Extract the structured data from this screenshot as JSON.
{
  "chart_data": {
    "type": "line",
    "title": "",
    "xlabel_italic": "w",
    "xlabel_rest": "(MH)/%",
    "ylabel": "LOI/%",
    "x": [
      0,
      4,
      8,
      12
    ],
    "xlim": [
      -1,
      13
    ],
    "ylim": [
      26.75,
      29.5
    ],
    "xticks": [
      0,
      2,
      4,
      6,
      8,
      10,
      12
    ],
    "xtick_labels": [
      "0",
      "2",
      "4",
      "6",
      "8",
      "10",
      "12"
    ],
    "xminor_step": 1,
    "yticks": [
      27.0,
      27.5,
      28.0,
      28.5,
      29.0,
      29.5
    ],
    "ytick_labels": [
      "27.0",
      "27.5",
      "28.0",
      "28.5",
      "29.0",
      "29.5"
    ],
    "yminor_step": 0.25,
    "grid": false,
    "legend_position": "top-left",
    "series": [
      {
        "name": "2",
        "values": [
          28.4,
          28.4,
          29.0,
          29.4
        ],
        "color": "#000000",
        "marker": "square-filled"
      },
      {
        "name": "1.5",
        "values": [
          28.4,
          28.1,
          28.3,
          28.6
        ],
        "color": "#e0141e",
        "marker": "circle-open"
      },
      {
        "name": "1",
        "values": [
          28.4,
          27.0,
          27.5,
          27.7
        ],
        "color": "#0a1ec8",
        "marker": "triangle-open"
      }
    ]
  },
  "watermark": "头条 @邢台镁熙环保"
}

What is required » Which lines in the data above contain "color"? Show each one.

Result for this exercise »
        "color": "#000000",
        "color": "#e0141e",
        "color": "#0a1ec8",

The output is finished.